◆ **Problem statement**: The expected output is each line below containing "Marianne", copied in full.
━━━━━━━━━━
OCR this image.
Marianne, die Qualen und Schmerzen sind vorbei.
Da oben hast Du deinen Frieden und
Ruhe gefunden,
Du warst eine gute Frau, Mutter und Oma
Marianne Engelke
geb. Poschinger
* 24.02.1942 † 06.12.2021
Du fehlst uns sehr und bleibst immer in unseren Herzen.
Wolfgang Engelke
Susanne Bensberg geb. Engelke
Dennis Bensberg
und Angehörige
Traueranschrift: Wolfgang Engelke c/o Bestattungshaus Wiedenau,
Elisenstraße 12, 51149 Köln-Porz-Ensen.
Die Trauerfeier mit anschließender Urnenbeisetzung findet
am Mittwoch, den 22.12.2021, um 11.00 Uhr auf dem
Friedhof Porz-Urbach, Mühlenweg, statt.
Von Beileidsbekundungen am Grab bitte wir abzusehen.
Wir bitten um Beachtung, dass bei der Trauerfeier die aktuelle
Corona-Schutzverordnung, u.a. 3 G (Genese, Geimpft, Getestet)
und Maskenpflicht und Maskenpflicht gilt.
━━━━━━━━━━
◆ **Task response**:
Marianne, die Qualen und Schmerzen sind vorbei.
Marianne Engelke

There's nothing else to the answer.